SELECTION:
The society of the state is composed of a large number of Hindu castes and several tribes, a few of which still live, at least partially, a nomadic, hunting-gathering way of life. The present complex and culturally rich society is a product of adaptation to changing environment over a long period of time.
Multidisciplinary research shows that the presently arid Thar Desert enjoyed good rainfall and had a network of perennial rivers during the Pleistocene. Stone tool using nomadic hunting gatherers had begun to colonize the region from about half-a-million years ago. Because of climatic change and shifting a drainage the land to the west of the Aravallis started turning into a sandy desert from about two lakh years ago. Sediments deposited by water and wind, their weathering through time and the presence of archaeological material tell us the story of the fluctuating climatic history and evolving cultures of the region.

SET EXERCISE 1: Restate word for word everything in the Thar Desert passage from "Multidisciplinary research shows" down to "of the region.".
SET EXERCISE 2: According to the Thar Desert passage, from about how long ago did stone tool using nomadic hunting gatherers begin to colonize the region?
SET EXERCISE 3:
Do these statements agree with the Thar Desert passage? Answer yes or no for each, quoting the deciding words.
(a) The Thar Desert had perennial rivers during the Pleistocene.
(b) None of the state's tribes still follow a hunting-gathering way of life.
(c) The land to the east of the Aravallis turned into a sandy desert.

Visual layout annotation records:

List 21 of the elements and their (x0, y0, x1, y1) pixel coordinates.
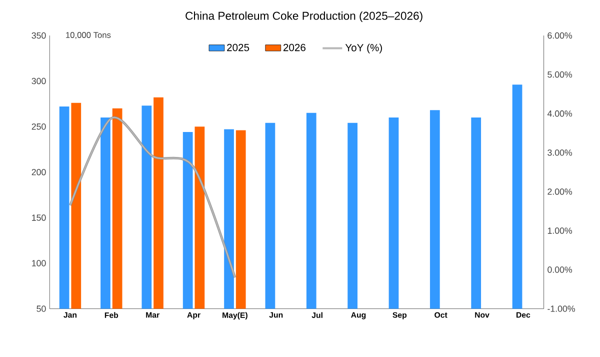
y-tick-label: 350 (32, 32, 46, 39)
y-tick-label: 300 (32, 78, 46, 84)
chart-title: China Petroleum Coke Production (2025–2026) (186, 11, 422, 22)
y-axis-title: 10,000 Tons (66, 32, 111, 39)
legend-label: 2025 (227, 44, 250, 52)
y2-tick-label: 6.00% (548, 32, 572, 39)
legend-label: YoY (%) (345, 44, 382, 54)
y-tick-label: 250 (32, 123, 46, 130)
line-series (69, 116, 236, 279)
y2-tick-label: 2.00% (548, 188, 572, 195)
y2-tick-label: 5.00% (548, 71, 572, 78)
y2-tick-label: 0.00% (548, 266, 572, 273)
y-tick-label: 150 (32, 214, 46, 221)
y-tick-label: 200 (32, 168, 46, 176)
y2-tick-label: 1.00% (548, 228, 572, 234)
legend-label: 2026 (283, 44, 306, 52)
y2-tick-label: -1.00% (548, 306, 575, 312)
y2-tick-label: 4.00% (547, 110, 572, 117)
y-tick-label: 100 (32, 260, 46, 266)
y2-tick-label: 3.00% (548, 149, 572, 156)
y-tick-label: 50 (36, 306, 46, 312)
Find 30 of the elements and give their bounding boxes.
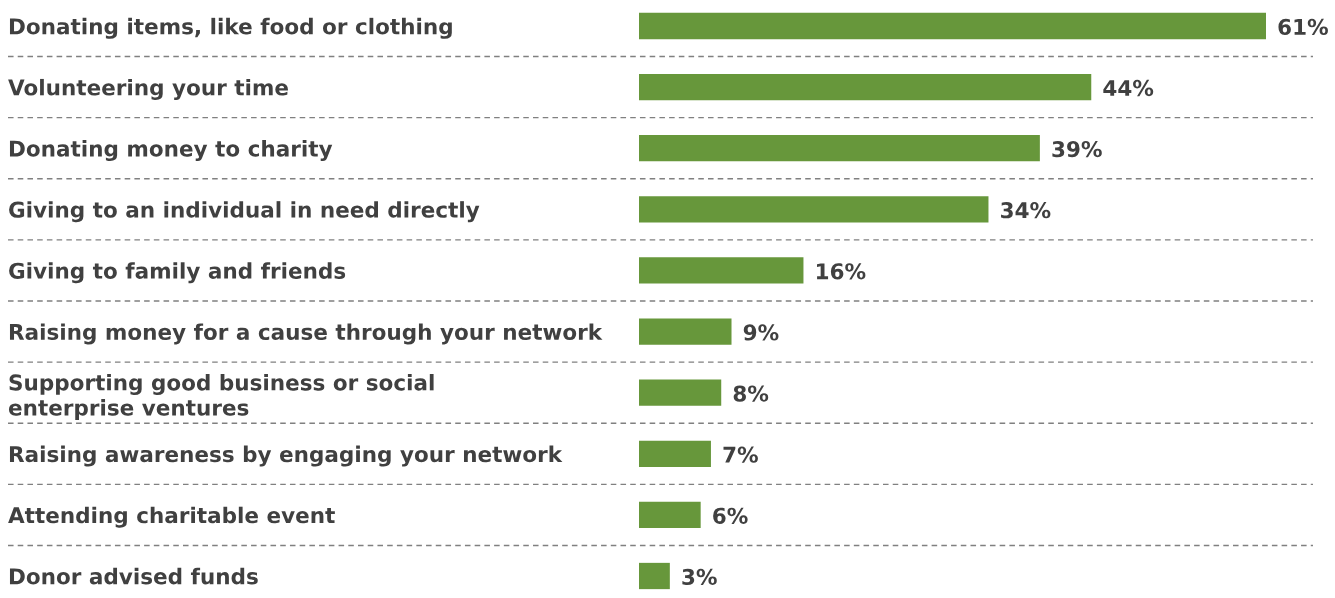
bar (639, 379, 722, 406)
y-tick-label: Attending charitable event (8, 506, 335, 528)
bar (639, 501, 701, 529)
y-tick-label: Donor advised funds (9, 567, 258, 585)
bar (639, 12, 1266, 40)
data-label: 3% (682, 568, 717, 586)
data-label: 9% (743, 324, 779, 341)
y-tick-label: Volunteering your time (8, 78, 288, 100)
bar (639, 135, 1040, 162)
y-tick-label: Giving to family and friends (9, 262, 346, 284)
data-label: 39% (1052, 140, 1102, 158)
bar (639, 440, 711, 467)
data-label: 8% (733, 385, 769, 402)
data-label: 6% (713, 507, 748, 524)
data-label: 7% (723, 446, 758, 463)
bar (639, 257, 804, 284)
data-label: 61% (1278, 18, 1328, 36)
y-tick-label: Giving to an individual in need directly (9, 201, 480, 223)
bar (639, 562, 670, 590)
data-label: 44% (1103, 79, 1154, 97)
y-tick-label: Raising money for a cause through your network (9, 323, 603, 345)
y-tick-label: Raising awareness by engaging your network (9, 445, 563, 467)
bar (639, 318, 732, 345)
bar (639, 196, 989, 223)
bar (639, 73, 1092, 101)
y-tick-label: Supporting good business or social enterprise ventures (8, 373, 434, 420)
y-tick-label: Donating items, like food or clothing (9, 17, 452, 39)
data-label: 34% (1001, 202, 1051, 219)
y-tick-label: Donating money to charity (9, 140, 333, 162)
data-label: 16% (817, 263, 866, 280)
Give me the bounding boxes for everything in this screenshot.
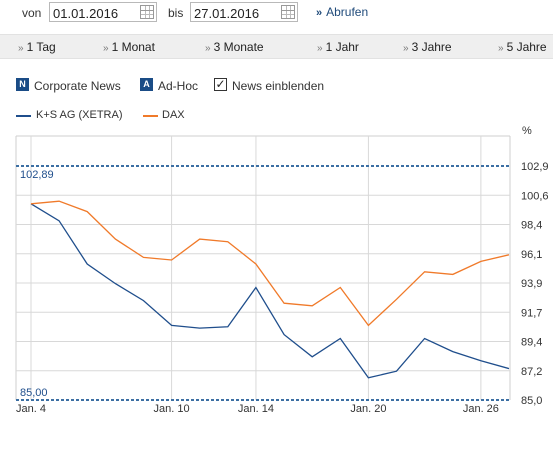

REPLY 1:
Multidisciplinary research shows that the presently arid Thar Desert enjoyed good rainfall and had a network of perennial rivers during the Pleistocene. Stone tool using nomadic hunting gatherers had begun to colonize the region from about half-a-million years ago. Because of climatic change and shifting a drainage the land to the west of the Aravallis started turning into a sandy desert from about two lakh years ago. Sediments deposited by water and wind, their weathering through time and the presence of archaeological material tell us the story of the fluctuating climatic history and evolving cultures of the region.

REPLY 2: From about half-a-million years ago.

REPLY 3:
(a) Yes: "had a network of perennial rivers during the Pleistocene"
(b) No: "a few of which still live, at least partially, a nomadic, hunting-gathering way of life"
(c) No: "the land to the west of the Aravallis started turning into a sandy desert"